• _Problem statement_: Give back the full material, exactly as it reads.

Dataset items

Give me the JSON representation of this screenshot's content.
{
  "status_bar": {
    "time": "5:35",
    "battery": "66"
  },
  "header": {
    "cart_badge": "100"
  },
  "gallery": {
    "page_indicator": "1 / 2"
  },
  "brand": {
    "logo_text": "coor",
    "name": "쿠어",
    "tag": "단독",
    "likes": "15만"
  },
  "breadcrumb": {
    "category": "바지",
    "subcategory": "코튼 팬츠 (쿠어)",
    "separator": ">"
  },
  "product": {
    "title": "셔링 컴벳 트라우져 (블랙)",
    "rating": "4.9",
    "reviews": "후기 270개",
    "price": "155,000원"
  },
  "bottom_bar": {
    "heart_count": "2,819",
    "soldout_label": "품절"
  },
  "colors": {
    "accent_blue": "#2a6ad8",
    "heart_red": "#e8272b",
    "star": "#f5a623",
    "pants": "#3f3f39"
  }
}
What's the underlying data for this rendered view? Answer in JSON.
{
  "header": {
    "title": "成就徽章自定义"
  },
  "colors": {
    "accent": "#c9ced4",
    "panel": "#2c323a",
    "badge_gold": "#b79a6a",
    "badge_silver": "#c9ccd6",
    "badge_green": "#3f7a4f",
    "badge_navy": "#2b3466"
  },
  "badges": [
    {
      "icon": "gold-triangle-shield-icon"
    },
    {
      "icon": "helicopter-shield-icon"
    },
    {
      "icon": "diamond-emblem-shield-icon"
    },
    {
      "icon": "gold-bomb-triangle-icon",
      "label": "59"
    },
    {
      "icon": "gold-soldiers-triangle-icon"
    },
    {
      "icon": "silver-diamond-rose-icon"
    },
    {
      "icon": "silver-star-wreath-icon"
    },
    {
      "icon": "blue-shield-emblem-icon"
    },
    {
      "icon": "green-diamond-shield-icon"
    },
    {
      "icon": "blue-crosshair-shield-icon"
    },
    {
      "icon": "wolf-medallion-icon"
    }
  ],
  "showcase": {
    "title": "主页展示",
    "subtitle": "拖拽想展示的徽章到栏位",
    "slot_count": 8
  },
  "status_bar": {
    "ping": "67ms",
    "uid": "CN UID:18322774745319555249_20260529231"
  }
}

• _Response to the task_:
Give me the JSON representation of this screenshot's content.
{
  "status_bar": {
    "time": "5:35",
    "battery": "66"
  },
  "header": {
    "cart_badge": "100"
  },
  "gallery": {
    "page_indicator": "1 / 2"
  },
  "brand": {
    "logo_text": "coor",
    "name": "쿠어",
    "tag": "단독",
    "likes": "15만"
  },
  "breadcrumb": {
    "category": "바지",
    "subcategory": "코튼 팬츠 (쿠어)",
    "separator": ">"
  },
  "product": {
    "title": "셔링 컴벳 트라우져 (블랙)",
    "rating": "4.9",
    "reviews": "후기 270개",
    "price": "155,000원"
  },
  "bottom_bar": {
    "heart_count": "2,819",
    "soldout_label": "품절"
  },
  "colors": {
    "accent_blue": "#2a6ad8",
    "heart_red": "#e8272b",
    "star": "#f5a623",
    "pants": "#3f3f39"
  }
}
What's the underlying data for this rendered view? Answer in JSON.
{
  "header": {
    "title": "成就徽章自定义"
  },
  "colors": {
    "accent": "#c9ced4",
    "panel": "#2c323a",
    "badge_gold": "#b79a6a",
    "badge_silver": "#c9ccd6",
    "badge_green": "#3f7a4f",
    "badge_navy": "#2b3466"
  },
  "badges": [
    {
      "icon": "gold-triangle-shield-icon"
    },
    {
      "icon": "helicopter-shield-icon"
    },
    {
      "icon": "diamond-emblem-shield-icon"
    },
    {
      "icon": "gold-bomb-triangle-icon",
      "label": "59"
    },
    {
      "icon": "gold-soldiers-triangle-icon"
    },
    {
      "icon": "silver-diamond-rose-icon"
    },
    {
      "icon": "silver-star-wreath-icon"
    },
    {
      "icon": "blue-shield-emblem-icon"
    },
    {
      "icon": "green-diamond-shield-icon"
    },
    {
      "icon": "blue-crosshair-shield-icon"
    },
    {
      "icon": "wolf-medallion-icon"
    }
  ],
  "showcase": {
    "title": "主页展示",
    "subtitle": "拖拽想展示的徽章到栏位",
    "slot_count": 8
  },
  "status_bar": {
    "ping": "67ms",
    "uid": "CN UID:18322774745319555249_20260529231"
  }
}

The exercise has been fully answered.